● **ACTIONS TO TAKE**
1. Reproduce the entries below word for word, from the line containing "contour-x-minor-tick: [323, 905, 325, 910]" through the line containing "contour-x-minor-top-tick: [315, 673, 317, 678]", inclusive.
2. Continue the post on skill training order from the point where it stops.

● **SOURCE PASSAGE**
Your advice is to train SB before ID because of elastics. I had some contact with Joemaverick from Belgium about elastics as well. Joemaverick, and I've read this from a Dutch manager as well, says that it's best for elastic effect to train IS/ID>REB>SB. Which is not in line with your advice and Nachtmahr's post.

I will quote from the mail I received from Joe (thanks again Joe!) where he explains why. For me it's not about who's right, I just want to know what the optimal training schedule would be for my trainees and other potential Dutch NT trainees.

The training of a skill is linked to the other skills trained. So if you train ID, you also train IS and SB, so higher are IS and SB, faster ID will increase.

SB training improves SB, ID and RB. So it's better to have higher ID and RB than SB. RB training improves RB and ID but not SB. So RB won't improve faster if SB is higher. Conclusion: better to train RB before SB.

And you can make the same reasoning with ID: ID doesn't improve RB but RB improves ID => better to have a high level in ID when training RB but the level of RB has no impact on ID improvement => better to train ID before RB.

● **RECORDS FOR THIS TASK**

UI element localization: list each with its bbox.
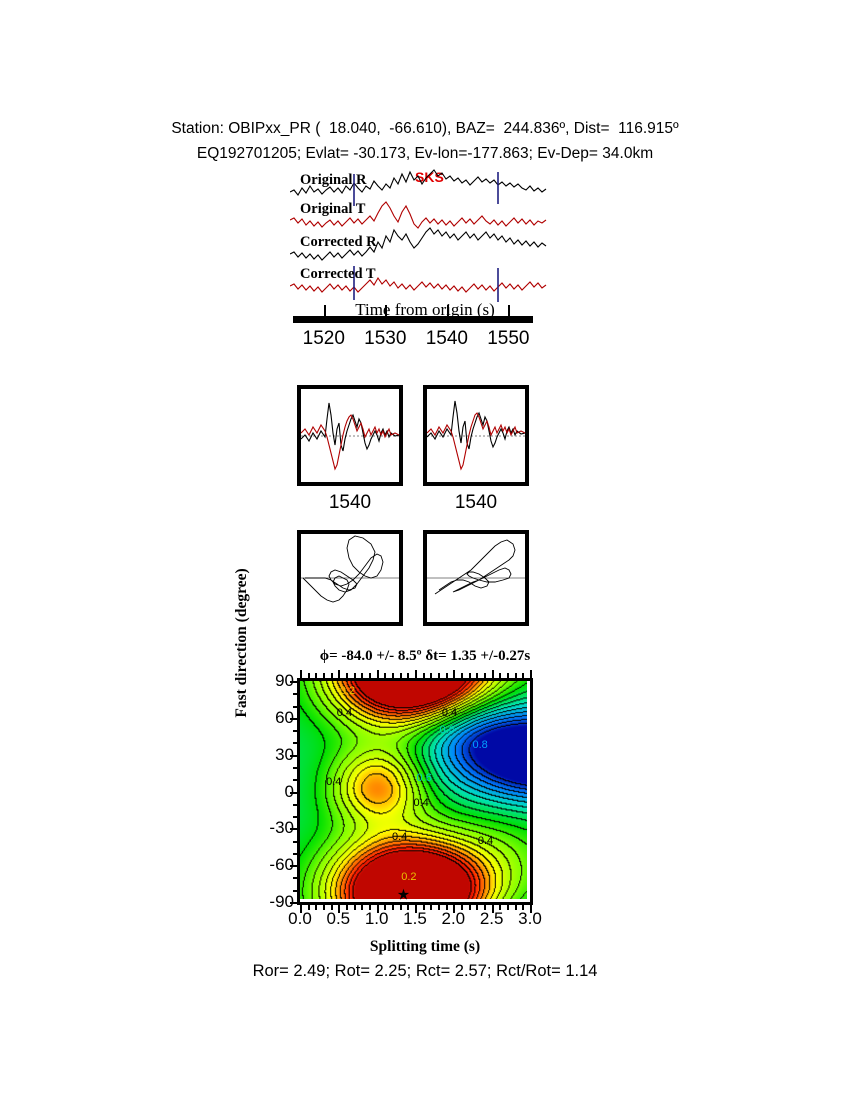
contour-x-minor-tick: [323, 905, 325, 910]
time-axis-tick: [324, 305, 326, 316]
time-axis-line: [293, 316, 533, 323]
quality-statistics-line: Ror= 2.49; Rot= 2.25; Rct= 2.57; Rct/Rot…: [0, 962, 850, 981]
contour-x-minor-tick: [400, 905, 402, 910]
time-axis-tick-label: 1540: [426, 328, 468, 350]
contour-y-tick-label: 60: [275, 708, 294, 728]
contour-x-minor-top-tick: [407, 673, 409, 678]
contour-x-tick-label: 2.0: [442, 909, 466, 929]
trace-label-original-t: Original T: [300, 201, 365, 218]
contour-y-minor-tick: [293, 730, 297, 732]
particle-path: [435, 540, 515, 594]
contour-x-top-tick: [338, 670, 340, 678]
contour-x-minor-top-tick: [438, 673, 440, 678]
contour-x-minor-top-tick: [315, 673, 317, 678]
time-axis-ticks: [293, 305, 533, 317]
particle-path: [303, 536, 383, 602]
contour-x-minor-top-tick: [423, 673, 425, 678]
contour-x-top-tick: [453, 670, 455, 678]
contour-x-minor-top-tick: [499, 673, 501, 678]
contour-level-label: 0.4: [478, 835, 493, 847]
contour-y-tick-label: -60: [269, 855, 294, 875]
contour-x-minor-tick: [354, 905, 356, 910]
contour-x-minor-tick: [469, 905, 471, 910]
trace-radial: [427, 401, 525, 449]
contour-y-minor-tick: [293, 804, 297, 806]
error-surface-canvas: [297, 678, 527, 899]
contour-level-label: 0.8: [473, 739, 488, 751]
contour-x-minor-top-tick: [354, 673, 356, 678]
contour-x-minor-tick: [476, 905, 478, 910]
corrected-window-tick-label: 1540: [423, 492, 529, 514]
corrected-waveform-window: [423, 385, 529, 486]
event-info-line: EQ192701205; Evlat= -30.173, Ev-lon=-177…: [0, 145, 850, 163]
contour-y-minor-tick: [293, 693, 297, 695]
contour-x-tick-label: 1.0: [365, 909, 389, 929]
contour-y-tick-label: 0: [285, 782, 294, 802]
uncorrected-waveform-window: [297, 385, 403, 486]
time-axis-tick: [385, 305, 387, 316]
contour-level-label: 0.4: [392, 831, 407, 843]
contour-x-minor-top-tick: [446, 673, 448, 678]
uncorrected-window-tick-label: 1540: [297, 492, 403, 514]
contour-level-label: 0.4: [337, 707, 352, 719]
contour-level-label: 0.4: [442, 707, 457, 719]
window-traces: [427, 389, 525, 482]
contour-x-minor-top-tick: [484, 673, 486, 678]
contour-x-minor-tick: [438, 905, 440, 910]
contour-x-tick-label: 1.5: [403, 909, 427, 929]
contour-x-minor-top-tick: [507, 673, 509, 678]
contour-x-minor-top-tick: [384, 673, 386, 678]
contour-x-minor-tick: [515, 905, 517, 910]
contour-x-top-tick: [300, 670, 302, 678]
contour-x-minor-top-tick: [323, 673, 325, 678]
time-axis-tick: [508, 305, 510, 316]
contour-x-axis-label: Splitting time (s): [0, 938, 850, 956]
contour-x-minor-top-tick: [461, 673, 463, 678]
contour-level-label: 0.6: [440, 724, 455, 736]
original-particle-motion: [297, 530, 403, 626]
station-info-line: Station: OBIPxx_PR ( 18.040, -66.610), B…: [0, 120, 850, 138]
trace-radial: [301, 403, 399, 451]
error-surface-plot: Fast direction (degree) 0.20.40.40.60.80…: [297, 678, 533, 905]
trace-label-corrected-r: Corrected R: [300, 234, 377, 251]
contour-y-axis-label: Fast direction (degree): [233, 553, 251, 733]
contour-x-top-tick: [377, 670, 379, 678]
contour-level-label: 0.4: [326, 776, 341, 788]
splitting-analysis-figure: Station: OBIPxx_PR ( 18.040, -66.610), B…: [0, 0, 850, 1100]
contour-x-minor-top-tick: [476, 673, 478, 678]
trace-label-corrected-t: Corrected T: [300, 266, 376, 283]
contour-level-label: 0.6: [417, 772, 432, 784]
contour-x-minor-top-tick: [308, 673, 310, 678]
contour-x-minor-top-tick: [361, 673, 363, 678]
contour-x-tick-label: 2.5: [480, 909, 504, 929]
contour-x-minor-tick: [315, 905, 317, 910]
hodogram-corrected: [427, 534, 525, 622]
contour-x-minor-top-tick: [369, 673, 371, 678]
contour-x-top-tick: [530, 670, 532, 678]
contour-x-tick-label: 0.0: [288, 909, 312, 929]
time-axis-tick-label: 1520: [303, 328, 345, 350]
contour-x-minor-top-tick: [392, 673, 394, 678]
contour-level-label: 0.4: [413, 797, 428, 809]
time-axis-tick-labels: 1520153015401550: [293, 328, 533, 354]
contour-level-label: 0.2: [401, 871, 416, 883]
contour-x-minor-top-tick: [400, 673, 402, 678]
contour-y-tick-label: 30: [275, 745, 294, 765]
contour-x-minor-top-tick: [430, 673, 432, 678]
contour-y-minor-tick: [293, 767, 297, 769]
contour-frame: 0.20.40.40.60.80.40.60.40.40.40.2★: [297, 678, 533, 905]
best-fit-star-marker: ★: [397, 887, 410, 902]
contour-y-tick-label: 90: [275, 671, 294, 691]
contour-x-tick-label: 3.0: [518, 909, 542, 929]
contour-x-minor-tick: [361, 905, 363, 910]
hodogram-original: [301, 534, 399, 622]
contour-x-top-tick: [492, 670, 494, 678]
contour-level-label: 0.2: [340, 685, 355, 697]
contour-x-minor-top-tick: [515, 673, 517, 678]
contour-x-minor-tick: [392, 905, 394, 910]
time-axis-tick: [447, 305, 449, 316]
window-traces: [301, 389, 399, 482]
contour-x-minor-top-tick: [331, 673, 333, 678]
contour-x-minor-tick: [507, 905, 509, 910]
contour-x-minor-tick: [430, 905, 432, 910]
contour-x-top-tick: [415, 670, 417, 678]
time-axis-tick-label: 1530: [364, 328, 406, 350]
contour-y-minor-tick: [293, 877, 297, 879]
contour-x-minor-top-tick: [346, 673, 348, 678]
time-axis-tick-label: 1550: [487, 328, 529, 350]
contour-title: ϕ= -84.0 +/- 8.5º δt= 1.35 +/-0.27s: [0, 648, 850, 665]
contour-y-tick-label: -30: [269, 818, 294, 838]
contour-x-minor-top-tick: [469, 673, 471, 678]
trace-label-original-r: Original R: [300, 172, 366, 189]
contour-x-tick-label: 0.5: [327, 909, 351, 929]
corrected-particle-motion: [423, 530, 529, 626]
contour-x-minor-top-tick: [522, 673, 524, 678]
contour-y-minor-tick: [293, 841, 297, 843]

● **THE RESPONSES**
1.
contour-x-minor-tick: [323, 905, 325, 910]
time-axis-tick: [324, 305, 326, 316]
time-axis-line: [293, 316, 533, 323]
quality-statistics-line: Ror= 2.49; Rot= 2.25; Rct= 2.57; Rct/Rot…: [0, 962, 850, 981]
contour-x-minor-tick: [400, 905, 402, 910]
time-axis-tick-label: 1540: [426, 328, 468, 350]
contour-y-tick-label: 60: [275, 708, 294, 728]
contour-x-minor-top-tick: [407, 673, 409, 678]
contour-x-tick-label: 2.0: [442, 909, 466, 929]
trace-label-original-t: Original T: [300, 201, 365, 218]
contour-y-minor-tick: [293, 730, 297, 732]
particle-path: [435, 540, 515, 594]
contour-x-top-tick: [338, 670, 340, 678]
contour-x-minor-top-tick: [438, 673, 440, 678]
contour-x-minor-top-tick: [315, 673, 317, 678]

2.
There are a lot of reasons why 1on1 (SF/PF) is the best training to start, one of them is that 1on1 improves IS but not ID, so IS is not impacted by ID level. So you increase IS without being penalized by ID level, and when you will train ID, since IS will be already high, ID will be faster to improve.

So the best way to use elastic effect for SF (or PF) is :

1) 1on1 (SF/PF)
2) ID
3) RB
4) SB

Now Nachtmahr said the opposite, why? What he says is that, if your goal in RB is 14 and 12 in SB, and if you train RB before SB (what I suggest), when you will train SB your player will become 15 or 14.x, and you will have trained RB too many weeks. So he suggests to train SB before RB, to not lose these weeks.

He's right and wrong at the same time. Wrong because he doesn't use elasticity, and on 10 seasons of training you lose a lot of weeks! He's right because at the end of training, you have to act as he said.


What's your opinion about this?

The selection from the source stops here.